### Raw records
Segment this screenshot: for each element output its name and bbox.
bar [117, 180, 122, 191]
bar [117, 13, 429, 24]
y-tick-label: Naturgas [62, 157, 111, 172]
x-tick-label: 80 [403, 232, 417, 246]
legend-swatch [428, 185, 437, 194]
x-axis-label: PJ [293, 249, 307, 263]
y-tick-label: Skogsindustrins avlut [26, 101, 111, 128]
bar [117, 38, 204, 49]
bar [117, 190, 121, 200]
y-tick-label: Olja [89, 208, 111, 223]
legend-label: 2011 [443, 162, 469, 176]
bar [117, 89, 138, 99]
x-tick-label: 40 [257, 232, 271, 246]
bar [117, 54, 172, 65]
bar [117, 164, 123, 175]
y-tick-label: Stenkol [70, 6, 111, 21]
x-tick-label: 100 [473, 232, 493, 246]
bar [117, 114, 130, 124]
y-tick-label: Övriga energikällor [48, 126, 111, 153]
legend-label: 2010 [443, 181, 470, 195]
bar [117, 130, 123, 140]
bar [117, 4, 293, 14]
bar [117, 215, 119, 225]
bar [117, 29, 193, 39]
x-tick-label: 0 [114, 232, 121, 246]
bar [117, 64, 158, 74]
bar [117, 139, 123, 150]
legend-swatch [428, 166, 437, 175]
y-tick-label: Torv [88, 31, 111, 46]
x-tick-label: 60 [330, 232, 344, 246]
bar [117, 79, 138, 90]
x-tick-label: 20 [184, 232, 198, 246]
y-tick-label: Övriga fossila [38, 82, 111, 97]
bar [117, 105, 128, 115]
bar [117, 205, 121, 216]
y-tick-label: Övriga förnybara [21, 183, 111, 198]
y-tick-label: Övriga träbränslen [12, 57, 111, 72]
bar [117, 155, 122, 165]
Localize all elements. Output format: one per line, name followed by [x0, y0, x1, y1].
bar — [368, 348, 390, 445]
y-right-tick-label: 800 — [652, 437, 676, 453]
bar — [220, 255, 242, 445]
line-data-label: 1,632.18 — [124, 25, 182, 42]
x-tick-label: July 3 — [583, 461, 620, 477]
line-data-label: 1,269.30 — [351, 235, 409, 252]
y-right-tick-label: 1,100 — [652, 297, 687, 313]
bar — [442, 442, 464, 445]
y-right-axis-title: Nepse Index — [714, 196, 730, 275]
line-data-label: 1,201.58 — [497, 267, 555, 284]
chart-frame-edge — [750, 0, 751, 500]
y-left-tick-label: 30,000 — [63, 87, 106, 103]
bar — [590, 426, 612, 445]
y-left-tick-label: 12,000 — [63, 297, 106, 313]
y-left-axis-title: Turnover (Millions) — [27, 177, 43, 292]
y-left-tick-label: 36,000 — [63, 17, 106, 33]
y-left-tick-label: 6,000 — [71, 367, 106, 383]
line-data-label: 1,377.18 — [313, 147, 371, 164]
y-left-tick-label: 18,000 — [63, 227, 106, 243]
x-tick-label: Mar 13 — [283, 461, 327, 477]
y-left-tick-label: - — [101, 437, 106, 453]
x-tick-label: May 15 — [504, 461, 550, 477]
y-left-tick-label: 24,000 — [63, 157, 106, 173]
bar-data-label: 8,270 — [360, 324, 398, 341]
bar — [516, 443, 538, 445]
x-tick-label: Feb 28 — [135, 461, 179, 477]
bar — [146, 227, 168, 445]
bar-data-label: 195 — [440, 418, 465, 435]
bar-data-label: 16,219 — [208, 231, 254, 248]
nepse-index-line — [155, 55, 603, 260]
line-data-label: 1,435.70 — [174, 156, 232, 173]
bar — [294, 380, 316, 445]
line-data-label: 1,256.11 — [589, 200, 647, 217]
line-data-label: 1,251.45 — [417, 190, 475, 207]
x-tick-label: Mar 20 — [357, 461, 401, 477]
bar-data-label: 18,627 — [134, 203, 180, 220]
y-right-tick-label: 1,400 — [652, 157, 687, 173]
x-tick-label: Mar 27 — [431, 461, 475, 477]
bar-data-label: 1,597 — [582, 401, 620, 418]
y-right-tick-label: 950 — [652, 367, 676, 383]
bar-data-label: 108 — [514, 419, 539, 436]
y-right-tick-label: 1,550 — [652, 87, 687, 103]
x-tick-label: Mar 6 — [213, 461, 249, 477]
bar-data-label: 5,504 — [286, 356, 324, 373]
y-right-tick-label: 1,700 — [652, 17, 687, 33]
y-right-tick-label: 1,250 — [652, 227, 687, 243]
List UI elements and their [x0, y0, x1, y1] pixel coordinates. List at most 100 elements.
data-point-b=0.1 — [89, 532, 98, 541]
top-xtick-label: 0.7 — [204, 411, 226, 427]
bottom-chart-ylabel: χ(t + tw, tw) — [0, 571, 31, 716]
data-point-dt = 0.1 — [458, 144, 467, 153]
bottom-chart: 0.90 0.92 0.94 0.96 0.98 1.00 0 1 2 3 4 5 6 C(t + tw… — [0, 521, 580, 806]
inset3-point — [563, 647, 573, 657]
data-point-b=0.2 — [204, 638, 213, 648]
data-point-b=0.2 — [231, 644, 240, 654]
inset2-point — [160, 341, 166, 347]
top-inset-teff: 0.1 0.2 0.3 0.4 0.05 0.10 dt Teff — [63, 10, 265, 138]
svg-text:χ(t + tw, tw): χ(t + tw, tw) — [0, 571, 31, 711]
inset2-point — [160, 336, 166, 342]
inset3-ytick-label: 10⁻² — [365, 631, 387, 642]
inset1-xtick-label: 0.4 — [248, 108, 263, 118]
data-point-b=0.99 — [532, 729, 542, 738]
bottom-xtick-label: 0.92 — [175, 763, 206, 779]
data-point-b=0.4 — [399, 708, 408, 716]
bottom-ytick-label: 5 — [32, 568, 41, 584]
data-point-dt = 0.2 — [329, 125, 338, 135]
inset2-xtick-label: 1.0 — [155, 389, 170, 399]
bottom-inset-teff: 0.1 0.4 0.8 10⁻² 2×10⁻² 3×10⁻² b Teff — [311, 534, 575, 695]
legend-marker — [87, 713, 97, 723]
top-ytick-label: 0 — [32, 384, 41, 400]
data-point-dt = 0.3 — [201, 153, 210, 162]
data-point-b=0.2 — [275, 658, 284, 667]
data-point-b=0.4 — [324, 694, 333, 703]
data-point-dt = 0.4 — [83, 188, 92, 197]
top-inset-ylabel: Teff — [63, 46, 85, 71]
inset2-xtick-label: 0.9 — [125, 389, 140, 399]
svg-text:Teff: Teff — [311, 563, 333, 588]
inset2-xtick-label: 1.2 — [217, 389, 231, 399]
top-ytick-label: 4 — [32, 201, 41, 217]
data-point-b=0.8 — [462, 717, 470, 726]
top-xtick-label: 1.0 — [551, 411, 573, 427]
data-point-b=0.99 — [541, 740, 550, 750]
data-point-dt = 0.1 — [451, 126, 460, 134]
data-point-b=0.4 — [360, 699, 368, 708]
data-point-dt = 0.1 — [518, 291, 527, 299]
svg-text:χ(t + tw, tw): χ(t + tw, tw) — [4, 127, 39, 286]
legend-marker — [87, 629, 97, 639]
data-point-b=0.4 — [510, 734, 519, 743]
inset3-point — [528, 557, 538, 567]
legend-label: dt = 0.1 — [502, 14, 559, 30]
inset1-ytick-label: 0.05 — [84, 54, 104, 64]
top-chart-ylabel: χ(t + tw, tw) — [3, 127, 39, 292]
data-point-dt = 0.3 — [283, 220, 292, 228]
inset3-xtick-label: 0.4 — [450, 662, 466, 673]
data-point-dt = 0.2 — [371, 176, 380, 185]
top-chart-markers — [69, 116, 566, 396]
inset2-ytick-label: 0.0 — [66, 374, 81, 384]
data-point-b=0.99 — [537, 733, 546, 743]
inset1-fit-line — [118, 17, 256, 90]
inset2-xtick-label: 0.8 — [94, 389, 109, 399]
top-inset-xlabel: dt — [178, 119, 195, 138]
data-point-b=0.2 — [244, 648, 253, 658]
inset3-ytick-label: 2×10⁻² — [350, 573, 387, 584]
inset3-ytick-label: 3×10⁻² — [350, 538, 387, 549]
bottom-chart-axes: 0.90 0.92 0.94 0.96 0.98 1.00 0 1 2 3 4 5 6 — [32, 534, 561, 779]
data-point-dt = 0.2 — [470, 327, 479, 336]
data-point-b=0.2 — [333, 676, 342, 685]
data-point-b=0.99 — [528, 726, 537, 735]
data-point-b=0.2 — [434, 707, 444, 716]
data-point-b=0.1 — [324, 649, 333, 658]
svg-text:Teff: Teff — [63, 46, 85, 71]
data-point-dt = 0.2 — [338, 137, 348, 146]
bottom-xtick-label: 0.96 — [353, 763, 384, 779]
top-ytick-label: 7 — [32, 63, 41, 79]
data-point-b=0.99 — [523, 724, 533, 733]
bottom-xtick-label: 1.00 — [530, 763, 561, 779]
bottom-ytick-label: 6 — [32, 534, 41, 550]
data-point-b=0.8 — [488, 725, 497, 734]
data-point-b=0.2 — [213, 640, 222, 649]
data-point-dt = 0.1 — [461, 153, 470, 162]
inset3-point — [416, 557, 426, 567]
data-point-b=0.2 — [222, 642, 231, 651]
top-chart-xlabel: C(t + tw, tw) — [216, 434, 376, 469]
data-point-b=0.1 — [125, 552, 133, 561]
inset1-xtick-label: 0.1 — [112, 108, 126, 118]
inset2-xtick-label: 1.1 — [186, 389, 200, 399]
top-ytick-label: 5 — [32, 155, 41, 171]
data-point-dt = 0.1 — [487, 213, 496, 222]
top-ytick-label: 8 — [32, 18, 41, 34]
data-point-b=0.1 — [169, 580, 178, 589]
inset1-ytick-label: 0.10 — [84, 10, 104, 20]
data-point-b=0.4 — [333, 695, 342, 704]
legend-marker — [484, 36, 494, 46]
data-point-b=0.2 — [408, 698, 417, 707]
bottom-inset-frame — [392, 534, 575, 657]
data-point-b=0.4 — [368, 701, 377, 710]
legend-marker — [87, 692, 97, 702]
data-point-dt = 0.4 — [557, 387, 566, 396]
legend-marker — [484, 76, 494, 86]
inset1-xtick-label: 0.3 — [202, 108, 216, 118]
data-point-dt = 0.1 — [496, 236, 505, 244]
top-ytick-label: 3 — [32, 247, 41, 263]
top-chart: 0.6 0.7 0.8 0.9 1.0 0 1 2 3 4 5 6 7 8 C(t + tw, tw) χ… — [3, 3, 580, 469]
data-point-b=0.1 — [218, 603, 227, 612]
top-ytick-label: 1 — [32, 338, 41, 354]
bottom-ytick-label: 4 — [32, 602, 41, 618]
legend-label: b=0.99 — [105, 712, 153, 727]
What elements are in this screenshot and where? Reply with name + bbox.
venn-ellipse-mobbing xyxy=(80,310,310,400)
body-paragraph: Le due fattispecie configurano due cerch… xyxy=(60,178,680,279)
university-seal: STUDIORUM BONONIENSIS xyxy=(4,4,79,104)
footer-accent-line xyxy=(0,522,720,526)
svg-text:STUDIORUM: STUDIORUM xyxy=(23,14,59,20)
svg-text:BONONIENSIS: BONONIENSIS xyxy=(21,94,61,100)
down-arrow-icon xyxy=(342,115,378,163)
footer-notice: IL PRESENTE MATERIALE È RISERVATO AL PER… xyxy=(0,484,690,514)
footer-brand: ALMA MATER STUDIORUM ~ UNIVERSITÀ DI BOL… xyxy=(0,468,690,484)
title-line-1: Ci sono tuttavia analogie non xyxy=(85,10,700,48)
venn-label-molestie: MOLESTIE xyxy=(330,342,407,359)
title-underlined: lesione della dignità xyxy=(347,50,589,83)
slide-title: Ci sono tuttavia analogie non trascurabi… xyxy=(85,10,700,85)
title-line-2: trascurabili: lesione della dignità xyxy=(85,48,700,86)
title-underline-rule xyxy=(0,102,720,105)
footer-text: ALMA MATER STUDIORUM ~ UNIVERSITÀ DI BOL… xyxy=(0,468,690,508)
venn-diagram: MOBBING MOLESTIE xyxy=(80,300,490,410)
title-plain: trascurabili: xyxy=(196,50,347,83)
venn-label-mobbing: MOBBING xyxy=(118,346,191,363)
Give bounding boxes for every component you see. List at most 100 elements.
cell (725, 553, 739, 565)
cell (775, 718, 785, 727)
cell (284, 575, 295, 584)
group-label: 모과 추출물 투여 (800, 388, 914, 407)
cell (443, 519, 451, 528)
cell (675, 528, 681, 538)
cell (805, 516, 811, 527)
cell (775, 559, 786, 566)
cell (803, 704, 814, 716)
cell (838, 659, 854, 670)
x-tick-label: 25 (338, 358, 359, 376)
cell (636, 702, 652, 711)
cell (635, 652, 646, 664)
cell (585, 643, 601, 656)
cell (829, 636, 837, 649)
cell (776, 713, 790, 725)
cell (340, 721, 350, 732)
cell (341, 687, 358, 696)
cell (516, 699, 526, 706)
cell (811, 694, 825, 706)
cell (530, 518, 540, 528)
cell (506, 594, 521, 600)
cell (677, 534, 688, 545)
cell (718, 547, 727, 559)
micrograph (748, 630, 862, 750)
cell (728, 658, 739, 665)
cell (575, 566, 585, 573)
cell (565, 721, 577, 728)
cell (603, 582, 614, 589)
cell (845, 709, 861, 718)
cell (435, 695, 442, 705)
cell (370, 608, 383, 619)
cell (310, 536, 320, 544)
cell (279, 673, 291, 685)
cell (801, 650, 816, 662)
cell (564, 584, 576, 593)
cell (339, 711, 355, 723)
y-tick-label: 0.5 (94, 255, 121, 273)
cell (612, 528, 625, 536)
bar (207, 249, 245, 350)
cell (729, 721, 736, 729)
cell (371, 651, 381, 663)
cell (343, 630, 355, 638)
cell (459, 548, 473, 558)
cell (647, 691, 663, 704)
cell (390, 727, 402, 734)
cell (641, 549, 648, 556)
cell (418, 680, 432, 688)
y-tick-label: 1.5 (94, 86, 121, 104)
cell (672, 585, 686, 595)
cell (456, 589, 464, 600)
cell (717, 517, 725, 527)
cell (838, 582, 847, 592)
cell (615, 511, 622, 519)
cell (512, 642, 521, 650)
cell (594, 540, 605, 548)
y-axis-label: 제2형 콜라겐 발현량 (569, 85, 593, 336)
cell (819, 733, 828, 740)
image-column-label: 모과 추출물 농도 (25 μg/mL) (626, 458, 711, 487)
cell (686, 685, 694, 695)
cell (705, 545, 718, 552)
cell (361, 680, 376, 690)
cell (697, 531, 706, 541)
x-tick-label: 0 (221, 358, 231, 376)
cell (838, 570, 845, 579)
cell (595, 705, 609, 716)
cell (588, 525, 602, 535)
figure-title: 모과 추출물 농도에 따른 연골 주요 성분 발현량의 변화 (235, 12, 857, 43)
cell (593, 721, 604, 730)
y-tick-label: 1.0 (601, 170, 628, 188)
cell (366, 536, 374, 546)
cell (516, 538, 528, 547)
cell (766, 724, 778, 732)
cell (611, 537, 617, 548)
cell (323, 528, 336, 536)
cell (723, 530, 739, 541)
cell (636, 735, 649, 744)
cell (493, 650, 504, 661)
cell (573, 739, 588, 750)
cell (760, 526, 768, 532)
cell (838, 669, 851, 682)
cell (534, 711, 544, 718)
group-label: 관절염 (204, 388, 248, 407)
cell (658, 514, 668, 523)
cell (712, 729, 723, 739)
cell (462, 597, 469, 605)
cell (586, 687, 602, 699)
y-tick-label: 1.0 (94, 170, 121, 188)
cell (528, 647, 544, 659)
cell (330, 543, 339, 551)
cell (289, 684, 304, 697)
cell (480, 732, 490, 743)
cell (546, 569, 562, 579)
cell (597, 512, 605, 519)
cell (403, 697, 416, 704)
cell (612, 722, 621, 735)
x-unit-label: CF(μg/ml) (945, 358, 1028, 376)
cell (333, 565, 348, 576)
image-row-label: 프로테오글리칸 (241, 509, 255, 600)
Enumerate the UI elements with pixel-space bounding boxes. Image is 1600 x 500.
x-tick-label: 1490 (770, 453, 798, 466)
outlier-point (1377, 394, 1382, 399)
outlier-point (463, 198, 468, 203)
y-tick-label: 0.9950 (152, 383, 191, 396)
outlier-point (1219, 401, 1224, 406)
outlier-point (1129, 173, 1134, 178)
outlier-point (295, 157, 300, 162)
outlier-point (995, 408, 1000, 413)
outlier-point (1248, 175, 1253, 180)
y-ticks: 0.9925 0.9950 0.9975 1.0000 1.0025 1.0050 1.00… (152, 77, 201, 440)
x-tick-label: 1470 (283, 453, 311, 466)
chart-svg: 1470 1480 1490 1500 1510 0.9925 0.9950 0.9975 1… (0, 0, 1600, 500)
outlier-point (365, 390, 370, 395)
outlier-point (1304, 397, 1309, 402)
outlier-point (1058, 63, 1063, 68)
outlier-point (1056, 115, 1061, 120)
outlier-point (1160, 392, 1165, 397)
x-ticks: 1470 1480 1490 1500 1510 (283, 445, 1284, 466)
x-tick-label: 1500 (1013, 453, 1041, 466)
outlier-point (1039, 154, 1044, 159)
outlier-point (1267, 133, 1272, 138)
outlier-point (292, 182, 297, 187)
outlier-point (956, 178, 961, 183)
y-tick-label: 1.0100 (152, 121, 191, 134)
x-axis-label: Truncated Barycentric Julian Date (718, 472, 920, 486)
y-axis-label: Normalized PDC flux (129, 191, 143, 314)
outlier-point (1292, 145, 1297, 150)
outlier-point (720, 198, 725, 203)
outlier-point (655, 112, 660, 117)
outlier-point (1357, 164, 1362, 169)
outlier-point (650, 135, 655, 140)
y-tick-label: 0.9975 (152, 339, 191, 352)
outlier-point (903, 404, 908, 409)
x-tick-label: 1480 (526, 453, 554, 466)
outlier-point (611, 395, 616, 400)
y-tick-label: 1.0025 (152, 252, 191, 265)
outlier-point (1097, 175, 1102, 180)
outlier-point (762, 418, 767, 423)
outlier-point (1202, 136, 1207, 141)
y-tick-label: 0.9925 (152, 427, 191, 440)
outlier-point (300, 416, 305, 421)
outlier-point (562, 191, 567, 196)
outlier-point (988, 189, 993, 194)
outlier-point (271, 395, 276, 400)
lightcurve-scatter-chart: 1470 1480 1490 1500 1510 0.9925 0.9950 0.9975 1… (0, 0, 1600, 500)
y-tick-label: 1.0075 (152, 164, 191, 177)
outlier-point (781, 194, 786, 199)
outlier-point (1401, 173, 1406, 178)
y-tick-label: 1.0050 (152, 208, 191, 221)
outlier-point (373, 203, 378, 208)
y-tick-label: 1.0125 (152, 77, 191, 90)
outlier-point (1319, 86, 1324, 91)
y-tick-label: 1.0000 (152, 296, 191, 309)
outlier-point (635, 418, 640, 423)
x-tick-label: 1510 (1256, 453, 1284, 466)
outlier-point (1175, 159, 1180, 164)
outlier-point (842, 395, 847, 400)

### Prompt
Reproduce the stretch from the start of the rows through the line that contains "bar [117, 89, 138, 99]", renaming "y-tick-label" to "y-axis-category" and leaving everything else unchanged.

### Task result
Segment this screenshot: for each element output its name and bbox.
bar [117, 180, 122, 191]
bar [117, 13, 429, 24]
y-axis-category: Naturgas [62, 157, 111, 172]
x-tick-label: 80 [403, 232, 417, 246]
legend-swatch [428, 185, 437, 194]
x-axis-label: PJ [293, 249, 307, 263]
y-axis-category: Skogsindustrins avlut [26, 101, 111, 128]
bar [117, 38, 204, 49]
bar [117, 190, 121, 200]
y-axis-category: Olja [89, 208, 111, 223]
legend-label: 2011 [443, 162, 469, 176]
bar [117, 89, 138, 99]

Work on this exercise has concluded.